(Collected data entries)
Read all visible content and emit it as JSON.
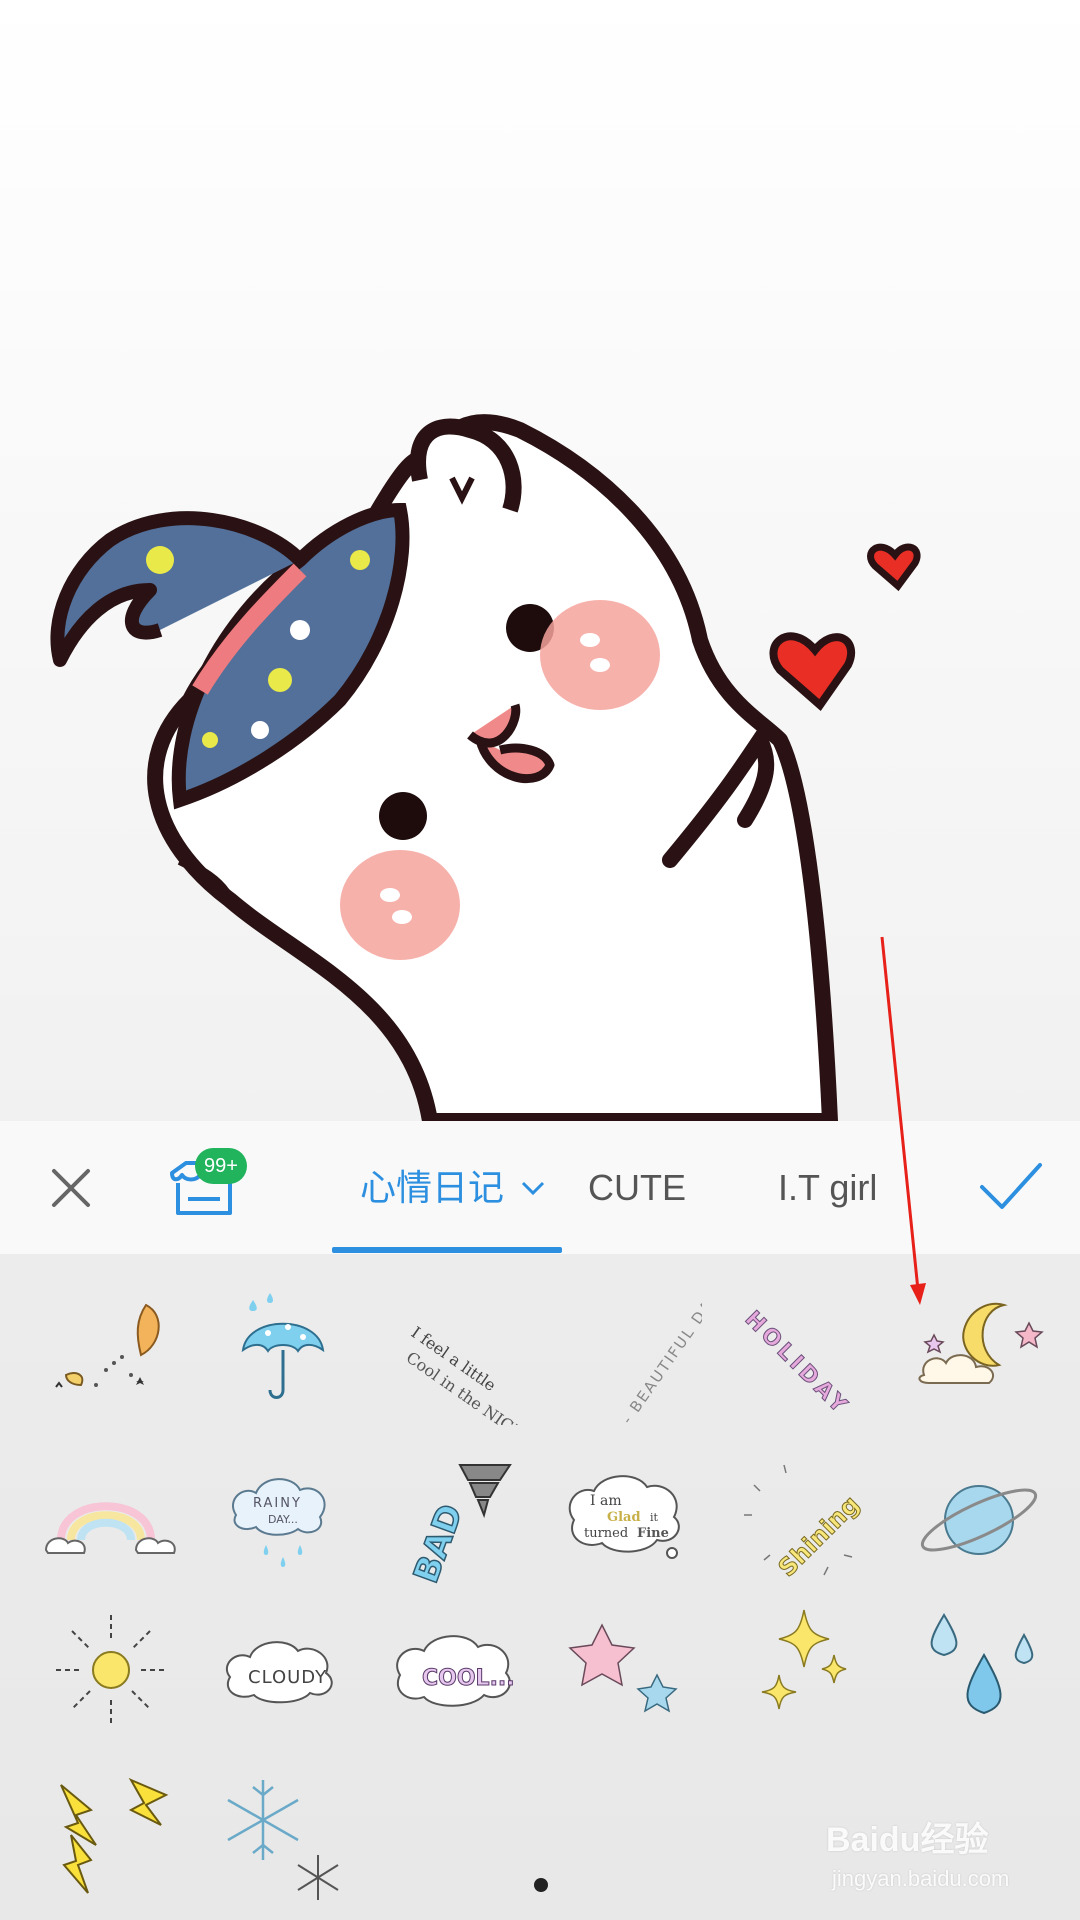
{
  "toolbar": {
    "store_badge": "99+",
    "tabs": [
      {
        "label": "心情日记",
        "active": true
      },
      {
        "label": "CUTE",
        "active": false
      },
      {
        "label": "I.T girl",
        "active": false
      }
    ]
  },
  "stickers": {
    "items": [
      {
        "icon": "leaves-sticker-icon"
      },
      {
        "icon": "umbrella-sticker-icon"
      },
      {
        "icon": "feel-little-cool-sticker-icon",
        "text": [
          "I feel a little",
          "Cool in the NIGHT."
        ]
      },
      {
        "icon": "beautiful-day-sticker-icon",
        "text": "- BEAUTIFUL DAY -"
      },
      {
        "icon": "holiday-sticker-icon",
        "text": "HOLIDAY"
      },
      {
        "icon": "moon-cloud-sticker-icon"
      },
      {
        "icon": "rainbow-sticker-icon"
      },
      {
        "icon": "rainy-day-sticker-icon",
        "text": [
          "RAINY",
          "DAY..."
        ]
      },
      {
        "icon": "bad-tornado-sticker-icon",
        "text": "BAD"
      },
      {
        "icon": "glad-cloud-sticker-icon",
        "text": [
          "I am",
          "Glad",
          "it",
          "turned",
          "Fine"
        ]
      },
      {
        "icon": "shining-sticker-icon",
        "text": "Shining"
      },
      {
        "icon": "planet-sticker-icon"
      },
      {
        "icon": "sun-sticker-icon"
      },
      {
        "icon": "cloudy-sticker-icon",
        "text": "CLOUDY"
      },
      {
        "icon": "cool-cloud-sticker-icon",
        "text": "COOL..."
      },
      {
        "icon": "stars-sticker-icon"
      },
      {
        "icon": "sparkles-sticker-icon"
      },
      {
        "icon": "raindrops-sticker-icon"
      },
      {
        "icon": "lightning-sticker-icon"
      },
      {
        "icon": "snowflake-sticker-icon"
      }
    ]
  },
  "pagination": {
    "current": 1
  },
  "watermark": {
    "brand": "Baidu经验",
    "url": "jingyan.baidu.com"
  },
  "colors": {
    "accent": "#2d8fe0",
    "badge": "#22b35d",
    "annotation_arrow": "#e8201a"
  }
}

--

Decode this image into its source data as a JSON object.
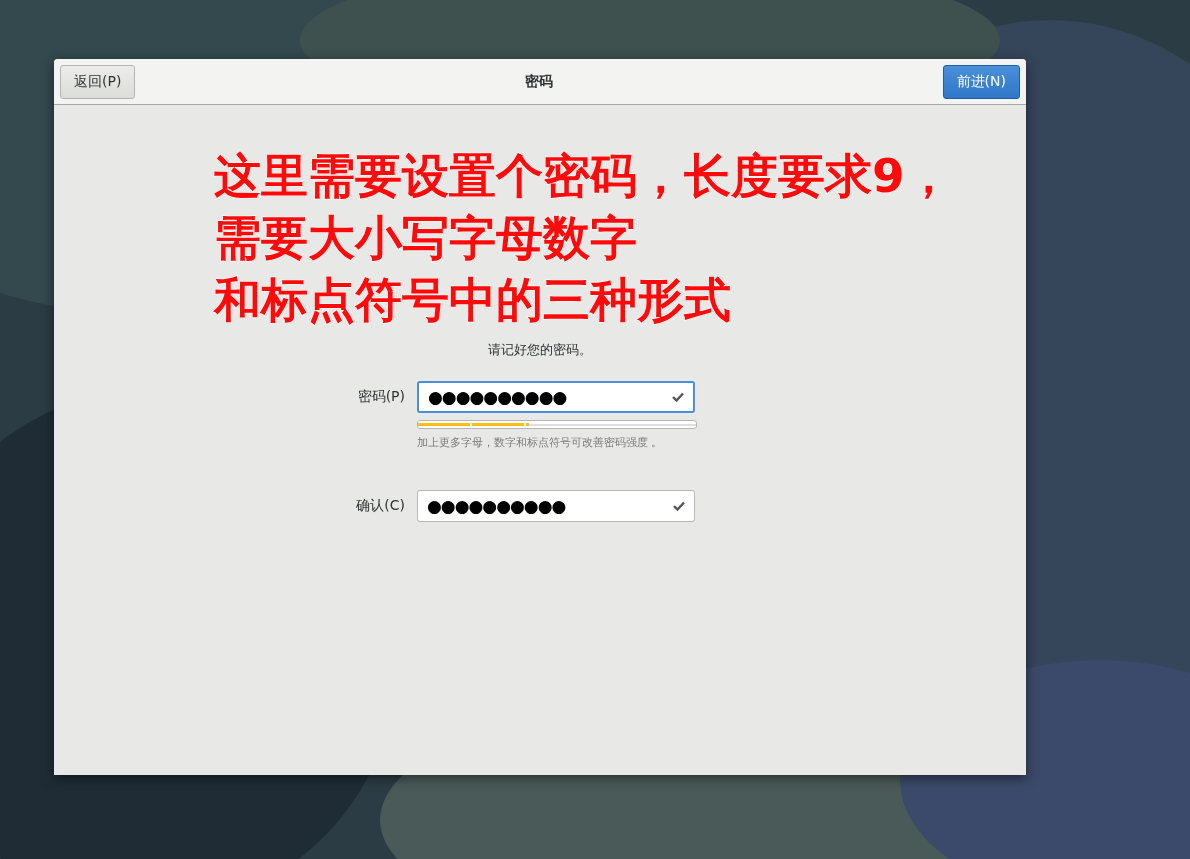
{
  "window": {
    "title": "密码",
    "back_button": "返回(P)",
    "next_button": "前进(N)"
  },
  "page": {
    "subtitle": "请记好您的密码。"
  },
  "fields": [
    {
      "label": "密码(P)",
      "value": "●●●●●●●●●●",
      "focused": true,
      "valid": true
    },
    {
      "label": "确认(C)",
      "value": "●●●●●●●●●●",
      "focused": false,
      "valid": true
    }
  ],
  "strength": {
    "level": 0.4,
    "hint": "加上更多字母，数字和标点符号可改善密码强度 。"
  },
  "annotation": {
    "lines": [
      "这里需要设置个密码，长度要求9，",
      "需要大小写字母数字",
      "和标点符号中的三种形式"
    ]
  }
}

...

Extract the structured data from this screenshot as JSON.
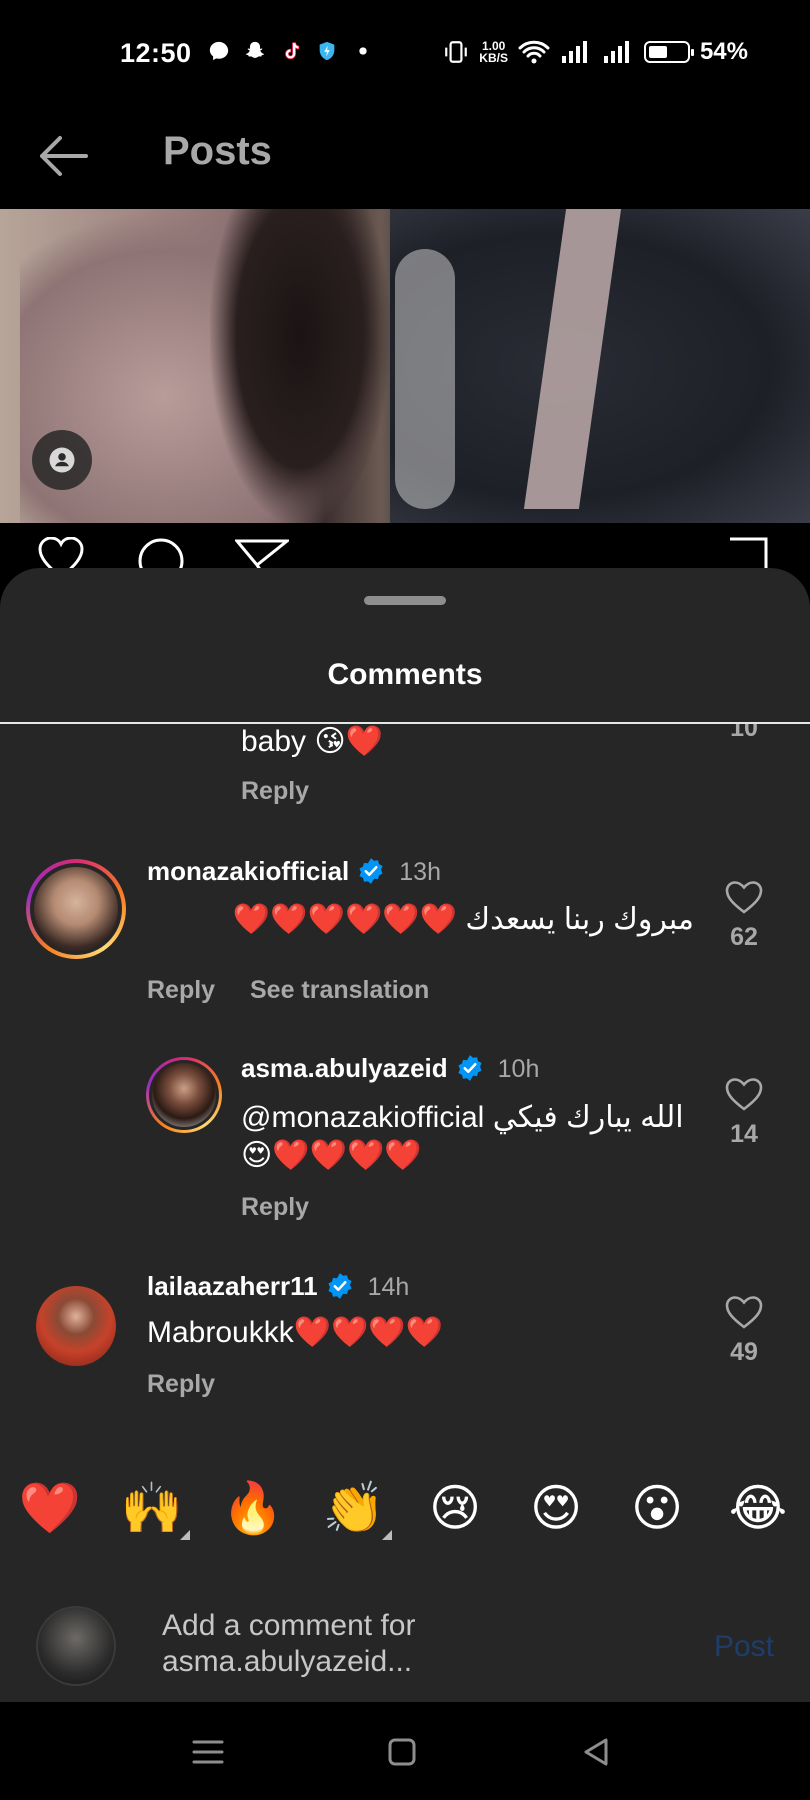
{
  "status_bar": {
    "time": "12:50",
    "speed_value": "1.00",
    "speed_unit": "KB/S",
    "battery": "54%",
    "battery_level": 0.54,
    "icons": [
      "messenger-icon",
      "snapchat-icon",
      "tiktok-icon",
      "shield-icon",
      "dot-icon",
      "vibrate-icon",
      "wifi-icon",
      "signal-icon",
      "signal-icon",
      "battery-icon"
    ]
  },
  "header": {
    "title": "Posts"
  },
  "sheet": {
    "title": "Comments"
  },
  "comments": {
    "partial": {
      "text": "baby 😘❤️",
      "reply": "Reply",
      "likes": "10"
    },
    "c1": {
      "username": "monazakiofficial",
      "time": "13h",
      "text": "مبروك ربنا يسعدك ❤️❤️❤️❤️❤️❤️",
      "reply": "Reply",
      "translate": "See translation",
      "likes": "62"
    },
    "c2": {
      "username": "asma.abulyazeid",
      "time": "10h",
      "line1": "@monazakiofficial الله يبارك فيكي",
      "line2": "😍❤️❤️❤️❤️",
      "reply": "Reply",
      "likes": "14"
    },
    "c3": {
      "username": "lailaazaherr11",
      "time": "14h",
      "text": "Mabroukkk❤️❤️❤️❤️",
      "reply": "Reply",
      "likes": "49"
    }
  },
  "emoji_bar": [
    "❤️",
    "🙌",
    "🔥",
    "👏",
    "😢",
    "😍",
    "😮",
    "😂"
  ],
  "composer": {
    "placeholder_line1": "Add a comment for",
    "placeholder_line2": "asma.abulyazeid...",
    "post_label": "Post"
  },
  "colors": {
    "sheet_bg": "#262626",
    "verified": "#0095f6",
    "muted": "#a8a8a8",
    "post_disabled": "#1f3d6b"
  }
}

GOAL OF THE EXERCISE:
Locate the lines above that contain "text" and copy them.

FULL RESPONSE:
        "text": [
        "text": "- BEAUTIFUL DAY -"
        "text": "HOLIDAY"
        "text": [
        "text": "BAD"
        "text": [
        "text": "Shining"
        "text": "CLOUDY"
        "text": "COOL..."
      "text": "baby 😘❤️",
      "text": "مبروك ربنا يسعدك ❤️❤️❤️❤️❤️❤️",
      "text": "Mabroukkk❤️❤️❤️❤️",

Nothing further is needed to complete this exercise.